#### [Problem statement]
Retype all material exactly. Pictures stay out of the copy.

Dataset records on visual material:
◇ ◇ ◇
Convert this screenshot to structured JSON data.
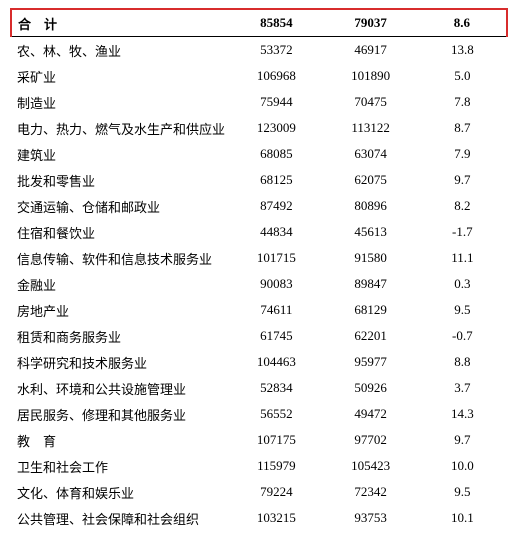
{
  "table": {
    "highlight_color": "#d82c2c",
    "text_color": "#000000",
    "background_color": "#ffffff",
    "font_size": 13,
    "total_row": {
      "label": "合　计",
      "v1": "85854",
      "v2": "79037",
      "v3": "8.6"
    },
    "rows": [
      {
        "label": "农、林、牧、渔业",
        "v1": "53372",
        "v2": "46917",
        "v3": "13.8"
      },
      {
        "label": "采矿业",
        "v1": "106968",
        "v2": "101890",
        "v3": "5.0"
      },
      {
        "label": "制造业",
        "v1": "75944",
        "v2": "70475",
        "v3": "7.8"
      },
      {
        "label": "电力、热力、燃气及水生产和供应业",
        "v1": "123009",
        "v2": "113122",
        "v3": "8.7"
      },
      {
        "label": "建筑业",
        "v1": "68085",
        "v2": "63074",
        "v3": "7.9"
      },
      {
        "label": "批发和零售业",
        "v1": "68125",
        "v2": "62075",
        "v3": "9.7"
      },
      {
        "label": "交通运输、仓储和邮政业",
        "v1": "87492",
        "v2": "80896",
        "v3": "8.2"
      },
      {
        "label": "住宿和餐饮业",
        "v1": "44834",
        "v2": "45613",
        "v3": "-1.7"
      },
      {
        "label": "信息传输、软件和信息技术服务业",
        "v1": "101715",
        "v2": "91580",
        "v3": "11.1"
      },
      {
        "label": "金融业",
        "v1": "90083",
        "v2": "89847",
        "v3": "0.3"
      },
      {
        "label": "房地产业",
        "v1": "74611",
        "v2": "68129",
        "v3": "9.5"
      },
      {
        "label": "租赁和商务服务业",
        "v1": "61745",
        "v2": "62201",
        "v3": "-0.7"
      },
      {
        "label": "科学研究和技术服务业",
        "v1": "104463",
        "v2": "95977",
        "v3": "8.8"
      },
      {
        "label": "水利、环境和公共设施管理业",
        "v1": "52834",
        "v2": "50926",
        "v3": "3.7"
      },
      {
        "label": "居民服务、修理和其他服务业",
        "v1": "56552",
        "v2": "49472",
        "v3": "14.3"
      },
      {
        "label": "教　育",
        "v1": "107175",
        "v2": "97702",
        "v3": "9.7"
      },
      {
        "label": "卫生和社会工作",
        "v1": "115979",
        "v2": "105423",
        "v3": "10.0"
      },
      {
        "label": "文化、体育和娱乐业",
        "v1": "79224",
        "v2": "72342",
        "v3": "9.5"
      },
      {
        "label": "公共管理、社会保障和社会组织",
        "v1": "103215",
        "v2": "93753",
        "v3": "10.1"
      }
    ]
  }
}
◇ ◇ ◇
#### [Result of the exercise]
Convert this screenshot to structured JSON data.
{
  "table": {
    "highlight_color": "#d82c2c",
    "text_color": "#000000",
    "background_color": "#ffffff",
    "font_size": 13,
    "total_row": {
      "label": "合　计",
      "v1": "85854",
      "v2": "79037",
      "v3": "8.6"
    },
    "rows": [
      {
        "label": "农、林、牧、渔业",
        "v1": "53372",
        "v2": "46917",
        "v3": "13.8"
      },
      {
        "label": "采矿业",
        "v1": "106968",
        "v2": "101890",
        "v3": "5.0"
      },
      {
        "label": "制造业",
        "v1": "75944",
        "v2": "70475",
        "v3": "7.8"
      },
      {
        "label": "电力、热力、燃气及水生产和供应业",
        "v1": "123009",
        "v2": "113122",
        "v3": "8.7"
      },
      {
        "label": "建筑业",
        "v1": "68085",
        "v2": "63074",
        "v3": "7.9"
      },
      {
        "label": "批发和零售业",
        "v1": "68125",
        "v2": "62075",
        "v3": "9.7"
      },
      {
        "label": "交通运输、仓储和邮政业",
        "v1": "87492",
        "v2": "80896",
        "v3": "8.2"
      },
      {
        "label": "住宿和餐饮业",
        "v1": "44834",
        "v2": "45613",
        "v3": "-1.7"
      },
      {
        "label": "信息传输、软件和信息技术服务业",
        "v1": "101715",
        "v2": "91580",
        "v3": "11.1"
      },
      {
        "label": "金融业",
        "v1": "90083",
        "v2": "89847",
        "v3": "0.3"
      },
      {
        "label": "房地产业",
        "v1": "74611",
        "v2": "68129",
        "v3": "9.5"
      },
      {
        "label": "租赁和商务服务业",
        "v1": "61745",
        "v2": "62201",
        "v3": "-0.7"
      },
      {
        "label": "科学研究和技术服务业",
        "v1": "104463",
        "v2": "95977",
        "v3": "8.8"
      },
      {
        "label": "水利、环境和公共设施管理业",
        "v1": "52834",
        "v2": "50926",
        "v3": "3.7"
      },
      {
        "label": "居民服务、修理和其他服务业",
        "v1": "56552",
        "v2": "49472",
        "v3": "14.3"
      },
      {
        "label": "教　育",
        "v1": "107175",
        "v2": "97702",
        "v3": "9.7"
      },
      {
        "label": "卫生和社会工作",
        "v1": "115979",
        "v2": "105423",
        "v3": "10.0"
      },
      {
        "label": "文化、体育和娱乐业",
        "v1": "79224",
        "v2": "72342",
        "v3": "9.5"
      },
      {
        "label": "公共管理、社会保障和社会组织",
        "v1": "103215",
        "v2": "93753",
        "v3": "10.1"
      }
    ]
  }
}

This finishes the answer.